> Exercise details:
Output the material below in full, exactly as it is.

============

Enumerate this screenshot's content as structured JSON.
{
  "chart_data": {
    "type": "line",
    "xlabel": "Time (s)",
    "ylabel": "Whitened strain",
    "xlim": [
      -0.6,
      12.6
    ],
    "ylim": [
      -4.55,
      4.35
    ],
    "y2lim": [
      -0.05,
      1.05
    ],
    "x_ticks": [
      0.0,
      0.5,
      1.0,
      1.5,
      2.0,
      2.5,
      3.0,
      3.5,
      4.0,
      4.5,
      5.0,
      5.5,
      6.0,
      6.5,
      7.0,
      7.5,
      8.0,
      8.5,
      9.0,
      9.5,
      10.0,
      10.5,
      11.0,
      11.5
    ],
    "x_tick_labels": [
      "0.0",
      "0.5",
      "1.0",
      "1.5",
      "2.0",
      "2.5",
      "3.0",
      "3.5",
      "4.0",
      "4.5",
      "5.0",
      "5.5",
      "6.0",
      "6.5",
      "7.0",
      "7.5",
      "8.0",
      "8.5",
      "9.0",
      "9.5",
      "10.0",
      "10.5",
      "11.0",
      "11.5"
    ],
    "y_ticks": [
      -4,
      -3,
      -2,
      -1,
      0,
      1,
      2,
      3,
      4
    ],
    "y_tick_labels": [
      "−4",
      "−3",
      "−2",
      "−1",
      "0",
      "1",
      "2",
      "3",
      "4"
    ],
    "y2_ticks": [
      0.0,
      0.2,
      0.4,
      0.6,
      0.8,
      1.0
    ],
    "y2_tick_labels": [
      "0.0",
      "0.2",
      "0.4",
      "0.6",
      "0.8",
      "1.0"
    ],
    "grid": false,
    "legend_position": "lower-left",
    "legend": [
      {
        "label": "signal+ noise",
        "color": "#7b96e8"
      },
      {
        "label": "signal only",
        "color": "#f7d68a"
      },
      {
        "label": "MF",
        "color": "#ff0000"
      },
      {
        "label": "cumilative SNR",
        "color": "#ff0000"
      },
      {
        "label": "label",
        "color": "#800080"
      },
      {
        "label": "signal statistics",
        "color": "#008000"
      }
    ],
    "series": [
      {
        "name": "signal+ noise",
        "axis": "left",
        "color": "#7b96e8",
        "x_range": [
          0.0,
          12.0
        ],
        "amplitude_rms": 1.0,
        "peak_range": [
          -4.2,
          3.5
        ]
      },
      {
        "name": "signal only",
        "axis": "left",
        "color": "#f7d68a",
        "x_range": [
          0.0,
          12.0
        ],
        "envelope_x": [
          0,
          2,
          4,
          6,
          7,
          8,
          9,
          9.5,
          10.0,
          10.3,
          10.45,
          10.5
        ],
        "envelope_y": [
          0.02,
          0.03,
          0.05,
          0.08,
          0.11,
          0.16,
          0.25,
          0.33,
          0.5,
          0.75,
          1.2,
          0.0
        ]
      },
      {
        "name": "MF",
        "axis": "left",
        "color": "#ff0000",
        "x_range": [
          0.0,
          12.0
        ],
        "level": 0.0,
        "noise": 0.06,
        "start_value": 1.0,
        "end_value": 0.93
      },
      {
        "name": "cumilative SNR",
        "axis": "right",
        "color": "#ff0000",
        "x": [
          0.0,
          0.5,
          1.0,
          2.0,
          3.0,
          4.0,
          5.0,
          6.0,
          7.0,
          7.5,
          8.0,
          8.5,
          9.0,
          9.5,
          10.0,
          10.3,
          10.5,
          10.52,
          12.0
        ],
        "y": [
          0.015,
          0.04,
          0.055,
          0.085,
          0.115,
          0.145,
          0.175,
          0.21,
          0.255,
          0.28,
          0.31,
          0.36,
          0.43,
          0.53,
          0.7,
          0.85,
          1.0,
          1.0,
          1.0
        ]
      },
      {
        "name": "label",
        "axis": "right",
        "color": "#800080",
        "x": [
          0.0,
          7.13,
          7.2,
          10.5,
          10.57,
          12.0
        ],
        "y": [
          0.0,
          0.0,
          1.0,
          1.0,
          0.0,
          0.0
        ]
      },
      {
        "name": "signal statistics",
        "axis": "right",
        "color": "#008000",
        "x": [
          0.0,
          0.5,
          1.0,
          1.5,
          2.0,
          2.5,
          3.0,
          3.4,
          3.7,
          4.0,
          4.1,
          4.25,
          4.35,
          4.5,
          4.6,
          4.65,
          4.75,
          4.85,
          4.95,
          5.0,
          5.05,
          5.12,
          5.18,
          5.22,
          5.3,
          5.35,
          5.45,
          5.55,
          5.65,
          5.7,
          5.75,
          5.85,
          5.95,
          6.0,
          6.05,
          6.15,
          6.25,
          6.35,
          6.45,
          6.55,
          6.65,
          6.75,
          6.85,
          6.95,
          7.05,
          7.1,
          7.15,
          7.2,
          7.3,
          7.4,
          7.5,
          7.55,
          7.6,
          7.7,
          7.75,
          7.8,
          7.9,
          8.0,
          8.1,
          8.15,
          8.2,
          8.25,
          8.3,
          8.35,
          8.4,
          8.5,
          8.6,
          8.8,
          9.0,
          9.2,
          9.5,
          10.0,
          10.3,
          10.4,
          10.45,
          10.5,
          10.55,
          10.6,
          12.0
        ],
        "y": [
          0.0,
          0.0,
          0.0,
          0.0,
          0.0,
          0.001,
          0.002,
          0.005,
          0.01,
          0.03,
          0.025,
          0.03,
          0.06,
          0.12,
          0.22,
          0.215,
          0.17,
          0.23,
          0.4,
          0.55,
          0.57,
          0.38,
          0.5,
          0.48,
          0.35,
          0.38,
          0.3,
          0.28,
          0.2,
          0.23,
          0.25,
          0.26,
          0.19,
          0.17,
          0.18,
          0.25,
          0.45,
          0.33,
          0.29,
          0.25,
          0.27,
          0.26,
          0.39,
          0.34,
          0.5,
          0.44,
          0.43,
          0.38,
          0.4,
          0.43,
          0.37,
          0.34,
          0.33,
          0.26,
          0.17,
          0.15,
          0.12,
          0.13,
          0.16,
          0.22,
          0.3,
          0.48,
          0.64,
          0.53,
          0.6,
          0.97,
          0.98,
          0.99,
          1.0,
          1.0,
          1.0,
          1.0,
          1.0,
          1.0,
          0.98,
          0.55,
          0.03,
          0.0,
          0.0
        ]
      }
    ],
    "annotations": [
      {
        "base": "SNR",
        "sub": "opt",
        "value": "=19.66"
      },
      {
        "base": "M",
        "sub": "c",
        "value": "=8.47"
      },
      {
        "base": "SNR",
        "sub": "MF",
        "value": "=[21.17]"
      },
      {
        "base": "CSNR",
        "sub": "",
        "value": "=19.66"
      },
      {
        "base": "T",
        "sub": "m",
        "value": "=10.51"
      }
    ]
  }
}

============

> Solution to this task:
Enumerate this screenshot's content as structured JSON.
{
  "chart_data": {
    "type": "line",
    "xlabel": "Time (s)",
    "ylabel": "Whitened strain",
    "xlim": [
      -0.6,
      12.6
    ],
    "ylim": [
      -4.55,
      4.35
    ],
    "y2lim": [
      -0.05,
      1.05
    ],
    "x_ticks": [
      0.0,
      0.5,
      1.0,
      1.5,
      2.0,
      2.5,
      3.0,
      3.5,
      4.0,
      4.5,
      5.0,
      5.5,
      6.0,
      6.5,
      7.0,
      7.5,
      8.0,
      8.5,
      9.0,
      9.5,
      10.0,
      10.5,
      11.0,
      11.5
    ],
    "x_tick_labels": [
      "0.0",
      "0.5",
      "1.0",
      "1.5",
      "2.0",
      "2.5",
      "3.0",
      "3.5",
      "4.0",
      "4.5",
      "5.0",
      "5.5",
      "6.0",
      "6.5",
      "7.0",
      "7.5",
      "8.0",
      "8.5",
      "9.0",
      "9.5",
      "10.0",
      "10.5",
      "11.0",
      "11.5"
    ],
    "y_ticks": [
      -4,
      -3,
      -2,
      -1,
      0,
      1,
      2,
      3,
      4
    ],
    "y_tick_labels": [
      "−4",
      "−3",
      "−2",
      "−1",
      "0",
      "1",
      "2",
      "3",
      "4"
    ],
    "y2_ticks": [
      0.0,
      0.2,
      0.4,
      0.6,
      0.8,
      1.0
    ],
    "y2_tick_labels": [
      "0.0",
      "0.2",
      "0.4",
      "0.6",
      "0.8",
      "1.0"
    ],
    "grid": false,
    "legend_position": "lower-left",
    "legend": [
      {
        "label": "signal+ noise",
        "color": "#7b96e8"
      },
      {
        "label": "signal only",
        "color": "#f7d68a"
      },
      {
        "label": "MF",
        "color": "#ff0000"
      },
      {
        "label": "cumilative SNR",
        "color": "#ff0000"
      },
      {
        "label": "label",
        "color": "#800080"
      },
      {
        "label": "signal statistics",
        "color": "#008000"
      }
    ],
    "series": [
      {
        "name": "signal+ noise",
        "axis": "left",
        "color": "#7b96e8",
        "x_range": [
          0.0,
          12.0
        ],
        "amplitude_rms": 1.0,
        "peak_range": [
          -4.2,
          3.5
        ]
      },
      {
        "name": "signal only",
        "axis": "left",
        "color": "#f7d68a",
        "x_range": [
          0.0,
          12.0
        ],
        "envelope_x": [
          0,
          2,
          4,
          6,
          7,
          8,
          9,
          9.5,
          10.0,
          10.3,
          10.45,
          10.5
        ],
        "envelope_y": [
          0.02,
          0.03,
          0.05,
          0.08,
          0.11,
          0.16,
          0.25,
          0.33,
          0.5,
          0.75,
          1.2,
          0.0
        ]
      },
      {
        "name": "MF",
        "axis": "left",
        "color": "#ff0000",
        "x_range": [
          0.0,
          12.0
        ],
        "level": 0.0,
        "noise": 0.06,
        "start_value": 1.0,
        "end_value": 0.93
      },
      {
        "name": "cumilative SNR",
        "axis": "right",
        "color": "#ff0000",
        "x": [
          0.0,
          0.5,
          1.0,
          2.0,
          3.0,
          4.0,
          5.0,
          6.0,
          7.0,
          7.5,
          8.0,
          8.5,
          9.0,
          9.5,
          10.0,
          10.3,
          10.5,
          10.52,
          12.0
        ],
        "y": [
          0.015,
          0.04,
          0.055,
          0.085,
          0.115,
          0.145,
          0.175,
          0.21,
          0.255,
          0.28,
          0.31,
          0.36,
          0.43,
          0.53,
          0.7,
          0.85,
          1.0,
          1.0,
          1.0
        ]
      },
      {
        "name": "label",
        "axis": "right",
        "color": "#800080",
        "x": [
          0.0,
          7.13,
          7.2,
          10.5,
          10.57,
          12.0
        ],
        "y": [
          0.0,
          0.0,
          1.0,
          1.0,
          0.0,
          0.0
        ]
      },
      {
        "name": "signal statistics",
        "axis": "right",
        "color": "#008000",
        "x": [
          0.0,
          0.5,
          1.0,
          1.5,
          2.0,
          2.5,
          3.0,
          3.4,
          3.7,
          4.0,
          4.1,
          4.25,
          4.35,
          4.5,
          4.6,
          4.65,
          4.75,
          4.85,
          4.95,
          5.0,
          5.05,
          5.12,
          5.18,
          5.22,
          5.3,
          5.35,
          5.45,
          5.55,
          5.65,
          5.7,
          5.75,
          5.85,
          5.95,
          6.0,
          6.05,
          6.15,
          6.25,
          6.35,
          6.45,
          6.55,
          6.65,
          6.75,
          6.85,
          6.95,
          7.05,
          7.1,
          7.15,
          7.2,
          7.3,
          7.4,
          7.5,
          7.55,
          7.6,
          7.7,
          7.75,
          7.8,
          7.9,
          8.0,
          8.1,
          8.15,
          8.2,
          8.25,
          8.3,
          8.35,
          8.4,
          8.5,
          8.6,
          8.8,
          9.0,
          9.2,
          9.5,
          10.0,
          10.3,
          10.4,
          10.45,
          10.5,
          10.55,
          10.6,
          12.0
        ],
        "y": [
          0.0,
          0.0,
          0.0,
          0.0,
          0.0,
          0.001,
          0.002,
          0.005,
          0.01,
          0.03,
          0.025,
          0.03,
          0.06,
          0.12,
          0.22,
          0.215,
          0.17,
          0.23,
          0.4,
          0.55,
          0.57,
          0.38,
          0.5,
          0.48,
          0.35,
          0.38,
          0.3,
          0.28,
          0.2,
          0.23,
          0.25,
          0.26,
          0.19,
          0.17,
          0.18,
          0.25,
          0.45,
          0.33,
          0.29,
          0.25,
          0.27,
          0.26,
          0.39,
          0.34,
          0.5,
          0.44,
          0.43,
          0.38,
          0.4,
          0.43,
          0.37,
          0.34,
          0.33,
          0.26,
          0.17,
          0.15,
          0.12,
          0.13,
          0.16,
          0.22,
          0.3,
          0.48,
          0.64,
          0.53,
          0.6,
          0.97,
          0.98,
          0.99,
          1.0,
          1.0,
          1.0,
          1.0,
          1.0,
          1.0,
          0.98,
          0.55,
          0.03,
          0.0,
          0.0
        ]
      }
    ],
    "annotations": [
      {
        "base": "SNR",
        "sub": "opt",
        "value": "=19.66"
      },
      {
        "base": "M",
        "sub": "c",
        "value": "=8.47"
      },
      {
        "base": "SNR",
        "sub": "MF",
        "value": "=[21.17]"
      },
      {
        "base": "CSNR",
        "sub": "",
        "value": "=19.66"
      },
      {
        "base": "T",
        "sub": "m",
        "value": "=10.51"
      }
    ]
  }
}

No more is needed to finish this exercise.